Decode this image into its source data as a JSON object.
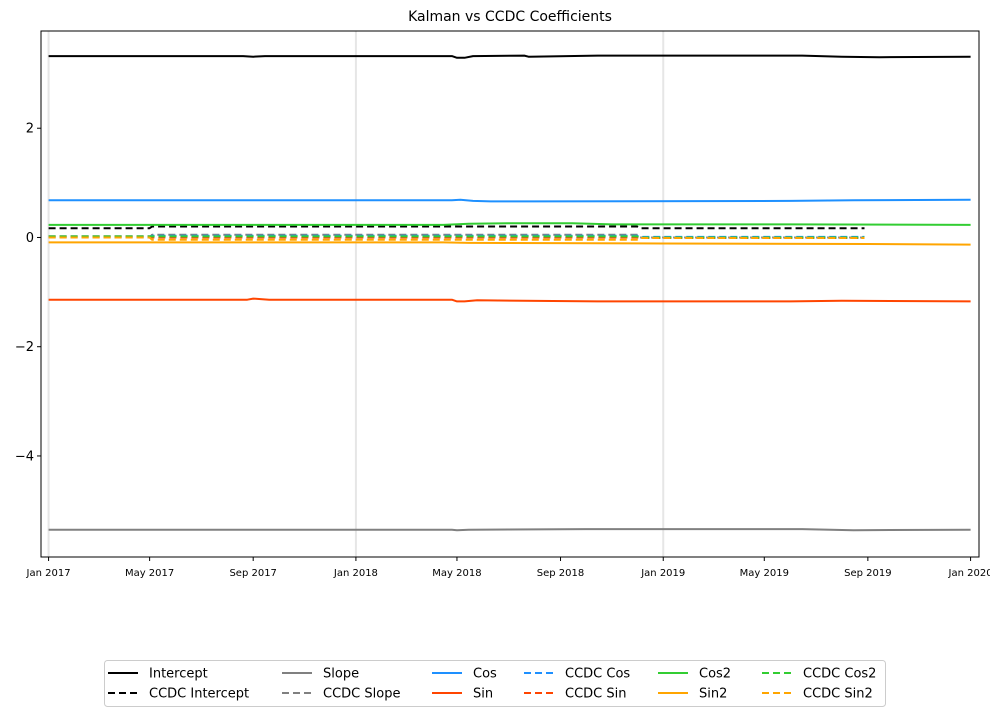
{
  "chart_data": {
    "type": "line",
    "title": "Kalman vs CCDC Coefficients",
    "xlabel": "",
    "ylabel": "",
    "xlim": [
      "2016-12-23",
      "2020-01-11"
    ],
    "ylim": [
      -5.85,
      3.78
    ],
    "grid": "vertical lines at Jan 2017, Jan 2018, Jan 2019",
    "legend_position": "bottom-center",
    "yticks": [
      {
        "value": 2,
        "label": "2"
      },
      {
        "value": 0,
        "label": "0"
      },
      {
        "value": -2,
        "label": "−2"
      },
      {
        "value": -4,
        "label": "−4"
      }
    ],
    "xticks": [
      {
        "value": "2017-01-01",
        "label": "Jan 2017"
      },
      {
        "value": "2017-05-01",
        "label": "May 2017"
      },
      {
        "value": "2017-09-01",
        "label": "Sep 2017"
      },
      {
        "value": "2018-01-01",
        "label": "Jan 2018"
      },
      {
        "value": "2018-05-01",
        "label": "May 2018"
      },
      {
        "value": "2018-09-01",
        "label": "Sep 2018"
      },
      {
        "value": "2019-01-01",
        "label": "Jan 2019"
      },
      {
        "value": "2019-05-01",
        "label": "May 2019"
      },
      {
        "value": "2019-09-01",
        "label": "Sep 2019"
      },
      {
        "value": "2020-01-01",
        "label": "Jan 2020"
      }
    ],
    "vgrid": [
      "2017-01-01",
      "2018-01-01",
      "2019-01-01"
    ],
    "series": [
      {
        "name": "Intercept",
        "color": "#000000",
        "dash": "solid",
        "points": [
          [
            "2017-01-01",
            3.32
          ],
          [
            "2017-08-20",
            3.32
          ],
          [
            "2017-09-01",
            3.31
          ],
          [
            "2017-09-15",
            3.32
          ],
          [
            "2018-04-25",
            3.32
          ],
          [
            "2018-05-01",
            3.29
          ],
          [
            "2018-05-10",
            3.29
          ],
          [
            "2018-05-20",
            3.32
          ],
          [
            "2018-07-20",
            3.33
          ],
          [
            "2018-07-25",
            3.31
          ],
          [
            "2018-10-15",
            3.33
          ],
          [
            "2019-06-15",
            3.33
          ],
          [
            "2019-08-01",
            3.31
          ],
          [
            "2019-09-15",
            3.3
          ],
          [
            "2020-01-01",
            3.31
          ]
        ]
      },
      {
        "name": "CCDC Intercept",
        "color": "#000000",
        "dash": "dashed",
        "points": [
          [
            "2017-01-01",
            0.17
          ],
          [
            "2017-05-01",
            0.17
          ],
          [
            "2017-05-04",
            0.2
          ],
          [
            "2018-12-01",
            0.2
          ],
          [
            "2018-12-04",
            0.17
          ],
          [
            "2019-08-28",
            0.17
          ]
        ]
      },
      {
        "name": "Slope",
        "color": "#808080",
        "dash": "solid",
        "points": [
          [
            "2017-01-01",
            -5.35
          ],
          [
            "2018-04-25",
            -5.35
          ],
          [
            "2018-05-01",
            -5.36
          ],
          [
            "2018-05-15",
            -5.35
          ],
          [
            "2018-10-01",
            -5.34
          ],
          [
            "2019-06-15",
            -5.34
          ],
          [
            "2019-08-15",
            -5.36
          ],
          [
            "2020-01-01",
            -5.35
          ]
        ]
      },
      {
        "name": "CCDC Slope",
        "color": "#808080",
        "dash": "dashed",
        "points": [
          [
            "2017-01-01",
            0.0
          ],
          [
            "2017-05-01",
            0.0
          ],
          [
            "2017-05-04",
            0.05
          ],
          [
            "2018-12-01",
            0.05
          ],
          [
            "2018-12-04",
            0.0
          ],
          [
            "2019-08-28",
            0.0
          ]
        ]
      },
      {
        "name": "Cos",
        "color": "#1e90ff",
        "dash": "solid",
        "points": [
          [
            "2017-01-01",
            0.68
          ],
          [
            "2018-04-25",
            0.68
          ],
          [
            "2018-05-05",
            0.69
          ],
          [
            "2018-05-20",
            0.67
          ],
          [
            "2018-06-10",
            0.66
          ],
          [
            "2018-08-01",
            0.66
          ],
          [
            "2019-06-01",
            0.67
          ],
          [
            "2019-08-15",
            0.68
          ],
          [
            "2020-01-01",
            0.69
          ]
        ]
      },
      {
        "name": "CCDC Cos",
        "color": "#1e90ff",
        "dash": "dashed",
        "points": [
          [
            "2017-01-01",
            0.02
          ],
          [
            "2017-05-01",
            0.02
          ],
          [
            "2017-05-04",
            0.03
          ],
          [
            "2018-12-01",
            0.03
          ],
          [
            "2018-12-04",
            0.01
          ],
          [
            "2019-08-28",
            0.01
          ]
        ]
      },
      {
        "name": "Sin",
        "color": "#ff4500",
        "dash": "solid",
        "points": [
          [
            "2017-01-01",
            -1.14
          ],
          [
            "2017-08-25",
            -1.14
          ],
          [
            "2017-09-01",
            -1.12
          ],
          [
            "2017-09-20",
            -1.14
          ],
          [
            "2018-04-25",
            -1.14
          ],
          [
            "2018-05-01",
            -1.17
          ],
          [
            "2018-05-10",
            -1.17
          ],
          [
            "2018-05-25",
            -1.15
          ],
          [
            "2018-10-15",
            -1.17
          ],
          [
            "2019-06-01",
            -1.17
          ],
          [
            "2019-08-01",
            -1.16
          ],
          [
            "2020-01-01",
            -1.17
          ]
        ]
      },
      {
        "name": "CCDC Sin",
        "color": "#ff4500",
        "dash": "dashed",
        "points": [
          [
            "2017-01-01",
            0.02
          ],
          [
            "2017-05-01",
            0.02
          ],
          [
            "2017-05-04",
            0.0
          ],
          [
            "2018-12-01",
            0.0
          ],
          [
            "2018-12-04",
            -0.01
          ],
          [
            "2019-08-28",
            -0.01
          ]
        ]
      },
      {
        "name": "Cos2",
        "color": "#32cd32",
        "dash": "solid",
        "points": [
          [
            "2017-01-01",
            0.23
          ],
          [
            "2017-09-01",
            0.23
          ],
          [
            "2018-04-15",
            0.23
          ],
          [
            "2018-05-15",
            0.25
          ],
          [
            "2018-07-01",
            0.26
          ],
          [
            "2018-09-15",
            0.26
          ],
          [
            "2018-11-01",
            0.24
          ],
          [
            "2019-06-01",
            0.24
          ],
          [
            "2020-01-01",
            0.23
          ]
        ]
      },
      {
        "name": "CCDC Cos2",
        "color": "#32cd32",
        "dash": "dashed",
        "points": [
          [
            "2017-01-01",
            0.02
          ],
          [
            "2017-05-01",
            0.02
          ],
          [
            "2017-05-04",
            0.02
          ],
          [
            "2018-12-01",
            0.02
          ],
          [
            "2018-12-04",
            0.0
          ],
          [
            "2019-08-28",
            0.0
          ]
        ]
      },
      {
        "name": "Sin2",
        "color": "#ffa500",
        "dash": "solid",
        "points": [
          [
            "2017-01-01",
            -0.09
          ],
          [
            "2018-04-15",
            -0.09
          ],
          [
            "2018-05-15",
            -0.1
          ],
          [
            "2019-01-01",
            -0.11
          ],
          [
            "2019-09-01",
            -0.12
          ],
          [
            "2020-01-01",
            -0.13
          ]
        ]
      },
      {
        "name": "CCDC Sin2",
        "color": "#ffa500",
        "dash": "dashed",
        "points": [
          [
            "2017-01-01",
            0.0
          ],
          [
            "2017-05-01",
            0.0
          ],
          [
            "2017-05-04",
            -0.04
          ],
          [
            "2018-12-01",
            -0.04
          ],
          [
            "2018-12-04",
            -0.01
          ],
          [
            "2019-08-28",
            -0.01
          ]
        ]
      }
    ],
    "legend_columns": [
      [
        "Intercept",
        "CCDC Intercept"
      ],
      [
        "Slope",
        "CCDC Slope"
      ],
      [
        "Cos",
        "Sin"
      ],
      [
        "CCDC Cos",
        "CCDC Sin"
      ],
      [
        "Cos2",
        "Sin2"
      ],
      [
        "CCDC Cos2",
        "CCDC Sin2"
      ]
    ]
  }
}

══════════════════════════════

→ **Problem to solve**
On how many lines does the word "Slope" appear? Answer with only the number.

→ **Exercise answer**
4